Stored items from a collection
------------------------

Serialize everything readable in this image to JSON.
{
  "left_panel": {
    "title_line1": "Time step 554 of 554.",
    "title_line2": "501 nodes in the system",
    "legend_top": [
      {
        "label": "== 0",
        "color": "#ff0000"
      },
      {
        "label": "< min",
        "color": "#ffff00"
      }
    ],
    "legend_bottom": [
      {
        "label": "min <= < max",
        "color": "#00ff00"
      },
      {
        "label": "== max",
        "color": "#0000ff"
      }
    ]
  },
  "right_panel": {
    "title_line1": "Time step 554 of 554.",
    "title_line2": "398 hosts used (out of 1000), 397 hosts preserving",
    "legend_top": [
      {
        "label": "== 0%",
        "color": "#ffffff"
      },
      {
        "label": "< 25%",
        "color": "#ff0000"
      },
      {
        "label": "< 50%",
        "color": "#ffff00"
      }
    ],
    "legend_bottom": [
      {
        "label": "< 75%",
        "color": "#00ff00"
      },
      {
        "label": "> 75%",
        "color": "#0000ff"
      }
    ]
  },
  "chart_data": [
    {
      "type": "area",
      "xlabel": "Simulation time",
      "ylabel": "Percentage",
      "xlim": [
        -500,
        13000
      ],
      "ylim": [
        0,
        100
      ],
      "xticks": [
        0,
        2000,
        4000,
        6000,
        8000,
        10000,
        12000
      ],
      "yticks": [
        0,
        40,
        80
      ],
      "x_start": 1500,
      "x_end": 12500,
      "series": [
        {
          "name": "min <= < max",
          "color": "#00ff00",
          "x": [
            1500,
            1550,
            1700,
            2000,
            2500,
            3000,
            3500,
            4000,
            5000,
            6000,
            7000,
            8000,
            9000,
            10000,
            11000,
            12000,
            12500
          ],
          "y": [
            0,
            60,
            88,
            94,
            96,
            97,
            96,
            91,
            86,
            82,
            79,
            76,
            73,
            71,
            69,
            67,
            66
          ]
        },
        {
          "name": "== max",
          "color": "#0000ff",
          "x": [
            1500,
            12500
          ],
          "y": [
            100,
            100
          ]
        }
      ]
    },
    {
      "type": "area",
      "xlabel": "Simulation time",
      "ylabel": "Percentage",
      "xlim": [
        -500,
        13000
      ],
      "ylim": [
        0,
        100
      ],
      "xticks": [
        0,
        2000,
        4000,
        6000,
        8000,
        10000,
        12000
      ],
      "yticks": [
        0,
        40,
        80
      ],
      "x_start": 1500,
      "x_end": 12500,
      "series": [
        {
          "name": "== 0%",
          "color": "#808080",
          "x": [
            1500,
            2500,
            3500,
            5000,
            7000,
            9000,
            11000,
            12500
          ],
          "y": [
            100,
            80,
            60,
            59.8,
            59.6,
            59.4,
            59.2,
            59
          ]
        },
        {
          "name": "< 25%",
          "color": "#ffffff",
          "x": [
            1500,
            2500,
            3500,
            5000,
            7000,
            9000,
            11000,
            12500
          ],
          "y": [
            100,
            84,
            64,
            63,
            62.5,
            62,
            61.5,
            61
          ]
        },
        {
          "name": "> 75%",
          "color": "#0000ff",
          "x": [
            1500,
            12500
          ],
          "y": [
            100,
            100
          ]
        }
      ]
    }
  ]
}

------------------------

→ **Brief**
Pull out each record as written and restate it exactly.

→ **Solution to this exercise**
Serialize everything readable in this image to JSON.
{
  "left_panel": {
    "title_line1": "Time step 554 of 554.",
    "title_line2": "501 nodes in the system",
    "legend_top": [
      {
        "label": "== 0",
        "color": "#ff0000"
      },
      {
        "label": "< min",
        "color": "#ffff00"
      }
    ],
    "legend_bottom": [
      {
        "label": "min <= < max",
        "color": "#00ff00"
      },
      {
        "label": "== max",
        "color": "#0000ff"
      }
    ]
  },
  "right_panel": {
    "title_line1": "Time step 554 of 554.",
    "title_line2": "398 hosts used (out of 1000), 397 hosts preserving",
    "legend_top": [
      {
        "label": "== 0%",
        "color": "#ffffff"
      },
      {
        "label": "< 25%",
        "color": "#ff0000"
      },
      {
        "label": "< 50%",
        "color": "#ffff00"
      }
    ],
    "legend_bottom": [
      {
        "label": "< 75%",
        "color": "#00ff00"
      },
      {
        "label": "> 75%",
        "color": "#0000ff"
      }
    ]
  },
  "chart_data": [
    {
      "type": "area",
      "xlabel": "Simulation time",
      "ylabel": "Percentage",
      "xlim": [
        -500,
        13000
      ],
      "ylim": [
        0,
        100
      ],
      "xticks": [
        0,
        2000,
        4000,
        6000,
        8000,
        10000,
        12000
      ],
      "yticks": [
        0,
        40,
        80
      ],
      "x_start": 1500,
      "x_end": 12500,
      "series": [
        {
          "name": "min <= < max",
          "color": "#00ff00",
          "x": [
            1500,
            1550,
            1700,
            2000,
            2500,
            3000,
            3500,
            4000,
            5000,
            6000,
            7000,
            8000,
            9000,
            10000,
            11000,
            12000,
            12500
          ],
          "y": [
            0,
            60,
            88,
            94,
            96,
            97,
            96,
            91,
            86,
            82,
            79,
            76,
            73,
            71,
            69,
            67,
            66
          ]
        },
        {
          "name": "== max",
          "color": "#0000ff",
          "x": [
            1500,
            12500
          ],
          "y": [
            100,
            100
          ]
        }
      ]
    },
    {
      "type": "area",
      "xlabel": "Simulation time",
      "ylabel": "Percentage",
      "xlim": [
        -500,
        13000
      ],
      "ylim": [
        0,
        100
      ],
      "xticks": [
        0,
        2000,
        4000,
        6000,
        8000,
        10000,
        12000
      ],
      "yticks": [
        0,
        40,
        80
      ],
      "x_start": 1500,
      "x_end": 12500,
      "series": [
        {
          "name": "== 0%",
          "color": "#808080",
          "x": [
            1500,
            2500,
            3500,
            5000,
            7000,
            9000,
            11000,
            12500
          ],
          "y": [
            100,
            80,
            60,
            59.8,
            59.6,
            59.4,
            59.2,
            59
          ]
        },
        {
          "name": "< 25%",
          "color": "#ffffff",
          "x": [
            1500,
            2500,
            3500,
            5000,
            7000,
            9000,
            11000,
            12500
          ],
          "y": [
            100,
            84,
            64,
            63,
            62.5,
            62,
            61.5,
            61
          ]
        },
        {
          "name": "> 75%",
          "color": "#0000ff",
          "x": [
            1500,
            12500
          ],
          "y": [
            100,
            100
          ]
        }
      ]
    }
  ]
}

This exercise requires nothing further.